• **Set task**: Would you transcribe all of the data exactly, down to the last character?

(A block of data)

-- BEGIN --

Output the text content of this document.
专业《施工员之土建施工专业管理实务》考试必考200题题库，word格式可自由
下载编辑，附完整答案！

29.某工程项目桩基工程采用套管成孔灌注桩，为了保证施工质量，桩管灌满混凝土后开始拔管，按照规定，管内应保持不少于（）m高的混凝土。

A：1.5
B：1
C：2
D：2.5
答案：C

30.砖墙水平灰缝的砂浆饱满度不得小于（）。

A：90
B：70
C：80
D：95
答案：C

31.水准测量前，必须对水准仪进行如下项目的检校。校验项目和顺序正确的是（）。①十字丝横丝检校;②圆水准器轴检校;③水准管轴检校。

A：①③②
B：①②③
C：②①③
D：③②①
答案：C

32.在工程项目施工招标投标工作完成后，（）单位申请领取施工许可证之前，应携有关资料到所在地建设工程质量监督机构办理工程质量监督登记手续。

-- END --

• **Problem solution**:
Output the text content of this document.
专业《施工员之土建施工专业管理实务》考试必考200题题库，word格式可自由
下载编辑，附完整答案！

29.某工程项目桩基工程采用套管成孔灌注桩，为了保证施工质量，桩管灌满混凝土后开始拔管，按照规定，管内应保持不少于（）m高的混凝土。

A：1.5
B：1
C：2
D：2.5
答案：C

30.砖墙水平灰缝的砂浆饱满度不得小于（）。

A：90
B：70
C：80
D：95
答案：C

31.水准测量前，必须对水准仪进行如下项目的检校。校验项目和顺序正确的是（）。①十字丝横丝检校;②圆水准器轴检校;③水准管轴检校。

A：①③②
B：①②③
C：②①③
D：③②①
答案：C

32.在工程项目施工招标投标工作完成后，（）单位申请领取施工许可证之前，应携有关资料到所在地建设工程质量监督机构办理工程质量监督登记手续。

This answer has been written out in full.